■ TEXT ■

To start with, I am a technical translator (from English to French, though this is irrelevant here). I used to be an electronics engineer, but moved to the translation industry a couple of years ago. To make a short story, a client asked me to develop (for free, and for their internal resources) a macro that would clean French Word documents generated by different translation software. My strength here is not as much programming, but rather being able to understand the issues behind the French language and apply them in a code (though very awkwardly, I must say).
Now, what do I mean by "clean Word docs"?
As you understand, every language has grammar rules. Some of them are simple. French is rather complex. We pinpointed about 40 rules that could be automated. Rules like deleting extra (unnecessary) spaces, applying punctuation rules (like using a hard space in front of a : symbol or between specific strings of characters), replacing English quotation marks (" ") by French quotation marks (« »), applying "French" as the language of the whole document (for the spellchecker), and so on. Basically, the whole idea is to accelerate the proofreading process and deliver a clean file. Yes, we do use powerful spellcheckers (more powerful than Word's), but their process is not fully automated, so using this macro does optimize the task. And, as you probably guessed it, one of the tasks is to clean those "tags" and highlight text in-between. Now, those "tags" are not tags as such (like html coding), but only markers input by the translator in some translation software that cannot handle highlighting features. Those markers are therefore processed through the macro to highlight text. That's it. I may come up with other features later on with those markers, but right now, that's the task I am working on.
Now, because translation software are evolving and also use their own tagging system (and here, I mean tags like html coding that are used internally by the software), I didn't want to force users using specific tags (like ##text to be highlighted##), but rather let them chose them. The only restriction I am giving is to use a minimum of 2 characters per tag. Users are advised to use tags like ## ##, or #< ># or other similar strings.
Of course, the whole function is integrated within the macro and displays a real-time log of processed tasks/replacements and so forth.
As a side note, exporting files like PDFs in Word can give very unpredictable and messy results, like adding text boxes in headers/footers! So this partly answers your concern about messy text boxes in headers. I am not responsible for them| I have no choice but to process them as well...
Now, to come back to the project, I have already programmed most of it, and it works nicely (though I know speed is far from optimized due to my poor programming approach), and I will have to tackle the big task to optimize the whole thing at the end; that's what scares me most!
That's it. You know the whole story now... ;-)
gmaxey,
Does your code suggest that the approach I followed here is also "bugged" because of the StoryRange method? I will have to study your code closely.
From the example code you provided here, it does not appear that you are using StoryRanges. If you are, and if you don't create a reference to a section 1 header or footer (i.e., using lngBugExterminator) then you could have a situation where the header footer storyranges don't exist and therefor are not processed.
I'm in Gerry's camp on with his assessment of over complicated. You have told us what you are doing with tags in the headers, but you haven't shown us.
I added text like Text ##Test## and **Test** to a header and ran (after fixing compile errors) your code and nothing happens.
Can you provide an example of before and after header text?

■ TO-DO LIST ■
1 - Copy the forum thread on the Word cleanup macro word for word from "From the example" to "and nothing happens.".
2 - Rewrite the paragraph of the forum thread on the Word cleanup macro that begins "Now, because translation software are evolving" as a short bulleted list that keeps its main facts.
3 - Continue the forum thread on the Word cleanup macro from the point where it stops.

■ ROWS ■
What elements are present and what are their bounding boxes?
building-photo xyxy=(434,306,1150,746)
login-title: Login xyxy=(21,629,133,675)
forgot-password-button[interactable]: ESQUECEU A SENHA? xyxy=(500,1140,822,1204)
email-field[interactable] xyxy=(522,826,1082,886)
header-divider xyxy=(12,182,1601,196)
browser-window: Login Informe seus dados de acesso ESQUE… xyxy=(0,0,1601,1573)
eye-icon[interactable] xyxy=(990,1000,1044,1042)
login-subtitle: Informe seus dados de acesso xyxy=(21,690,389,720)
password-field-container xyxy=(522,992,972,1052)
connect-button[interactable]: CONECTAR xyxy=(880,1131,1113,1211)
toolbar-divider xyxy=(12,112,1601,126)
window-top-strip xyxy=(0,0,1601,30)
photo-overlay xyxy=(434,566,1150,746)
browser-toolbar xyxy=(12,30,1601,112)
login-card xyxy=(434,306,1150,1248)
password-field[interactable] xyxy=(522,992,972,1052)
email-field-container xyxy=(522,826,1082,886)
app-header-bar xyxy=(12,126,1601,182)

■ TASK-BY-TASK OUTPUTS ■
1 -
From the example code you provided here, it does not appear that you are using StoryRanges. If you are, and if you don't create a reference to a section 1 header or footer (i.e., using lngBugExterminator) then you could have a situation where the header footer storyranges don't exist and therefor are not processed.
I'm in Gerry's camp on with his assessment of over complicated. You have told us what you are doing with tags in the headers, but you haven't shown us.
I added text like Text ##Test## and **Test** to a header and ran (after fixing compile errors) your code and nothing happens.

2 -
- Translation software keeps evolving and uses its own internal tagging system, similar to HTML coding.
- For that reason, users are not forced to use specific tags such as ##text to be highlighted## and may choose their own.
- The only restriction is that each tag must have at least 2 characters.
- Suggested tags are ## ##, #< ># or similar strings.

3 -
First, the code as it is does work, even though it can probably be simplified indeed.I added text like Text ##Test## and **Test** to a header and ran (after fixing compile errors) your code and nothing happens.
Can you provide an example of before and after header text?
Tag1 and Tag2 are those ## or whatever else you want them to be.
The example you gave is correct: assuming you have the following in a header:
##text to be highlighted##
then the code I provided will replace it with
text to be highlighted
and the highlight color is selected by the user (in an interface before running the macro).
I'm not sure what else I could provide exactly...
glencoe,
Of course I won't argue if you code is working for you. Here is didn't work with the tags defined:
Tag1 = "##"
Tag2 = "**"
When I changed that to:
Tag1 = "##"
Tag2 = "##"
It still did nothing. Then I changed:
TempPrev = 1
to:
TempPrev = 0
and I had "mixed" results, but at least something happened.
Now looking at the example you have just provided, something like this works (for that example):
Sub ScratchMacro() 'A basic Word macro coded by Greg Maxey Dim oSection As Section Dim oHF As HeaderFooter Dim oRng As Range, oTextRng As Range Dim strTag As String strTag = "##" For Each oSection In ActiveDocument.Sections For Each oHF In oSection.Headers With oHF If .LinkToPrevious = False Or oSection.Index = 1 Then Set oRng = oHF.Range With oRng.Find .Text = "(" & strTag & ")(*)(" & strTag & ")" .MatchWildcards = True .Replacement.Text = "\2" While .Execute(Replace:=wdReplaceOne) oRng.HighlightColorIndex = wdBrightGreen oRng.Collapse wdCollapseEnd Wend End With End If End With Next oHF Next oSection End Sub
Which is a heck of lot simpler.
Sorry, but I still find this almost unbelievable. Are you telling me that you could - with virtually no rules apparently ("## ##, or #< ># or other similar ") - that you could have:
##text blah blah##
#<text blah blah>#
Because if there ARE rules, surely you can not have 40 DIFFERENT start and end identifiers. And even if you DO, then applying reverse rules is still going to be easier than some of the stuff that is being attempted.
And I will repeat myself for the third or fourth time...
If these tags (or identifiers) NEED to be changed, why why why why why why are the users doing ANY of this? This should be an automated process untouched by the users. Or are you saying SOME of these identifiers will stay, and some need to be changed.
If they all need to be changed, then I will flat tell you that any concerns about processing time are nothing compared to what is needed when users are involved. The time to take an input from the users will more than cover any time by processing.
gmaxey,
Your code looks so much simpler indeed! I will try it shortly. You would probably faint seeing the original code I had for the same loop (basically it was all manual search, character by character, using the same kind of ".moveright/.moveleft" procedures as I still have in the code I produced here. The whole loop must have gone from 200 lines to... less than 20! That's a heck of an optimization! :-) And I am not even talking about the effect on speed...
fumei, maybe my explanation was not clear, as I am confused at what you say. I have about 40 different tasks for the whole project (most of them being applying grammar rules). The current code of this thread is only processing ONE of the tasks, that is, processing the "commented part" added by the translator. There is no grammar rule involved here. The only "rule" concerns the markers (tags) being used to find those comments.
Does it make more sense to you?
Oh, OK. That does make sense. I will repeat what Frosty has mentioned. Break off functions into workable chunks. Trying to put everything into one routine is a BAD BAD idea. It leads to confusion and terrible debugging problems.
One confusion that still remains is why users are involved at all.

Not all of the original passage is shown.